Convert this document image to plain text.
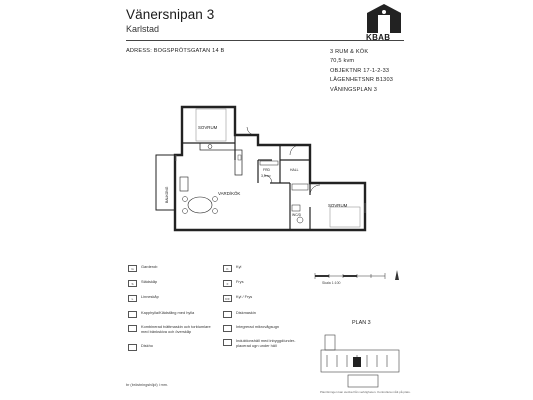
Vänersnipan 3
Karlstad
KBAB
ADRESS: BOGSPRÖTSGATAN 14 B	3 RUM & KÖK
70,5 kvm
OBJEKTNR 17-1-2-33
LÄGENHETSNR B1303
VÅNINGSPLAN 3
SOVRUM
VARD/KÖK
FRD
3,5 m²
HALL
WC/D
SOVRUM
BALKONG
G	Garderob
S	Städskåp
L	Linneskåp
Kapphylla/Klädstång med hylla
Kombinerad tvättmaskin och torktumlare med bänkskiva och överskåp
Diskho
K	Kyl
F	Frys
K/F	Kyl / Frys
Diskmaskin
Integrerad mikrovågsugn
Induktionshäll med inbyggd/under-placerad ugn under häll
Skala 1:100
PLAN 3
br (bröstningshöjd) i mm.
Planritningen kan avvika från verkligheten. Kontrollera mått på plats.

- - - - - - -

Task details - Reproduce the entries above word for word. Pictures stay out.

Finished exercise -
Convert this document image to plain text.
Vänersnipan 3
Karlstad
KBAB
ADRESS: BOGSPRÖTSGATAN 14 B	3 RUM & KÖK
70,5 kvm
OBJEKTNR 17-1-2-33
LÄGENHETSNR B1303
VÅNINGSPLAN 3
SOVRUM
VARD/KÖK
FRD
3,5 m²
HALL
WC/D
SOVRUM
BALKONG
G	Garderob
S	Städskåp
L	Linneskåp
Kapphylla/Klädstång med hylla
Kombinerad tvättmaskin och torktumlare med bänkskiva och överskåp
Diskho
K	Kyl
F	Frys
K/F	Kyl / Frys
Diskmaskin
Integrerad mikrovågsugn
Induktionshäll med inbyggd/under-placerad ugn under häll
Skala 1:100
PLAN 3
br (bröstningshöjd) i mm.
Planritningen kan avvika från verkligheten. Kontrollera mått på plats.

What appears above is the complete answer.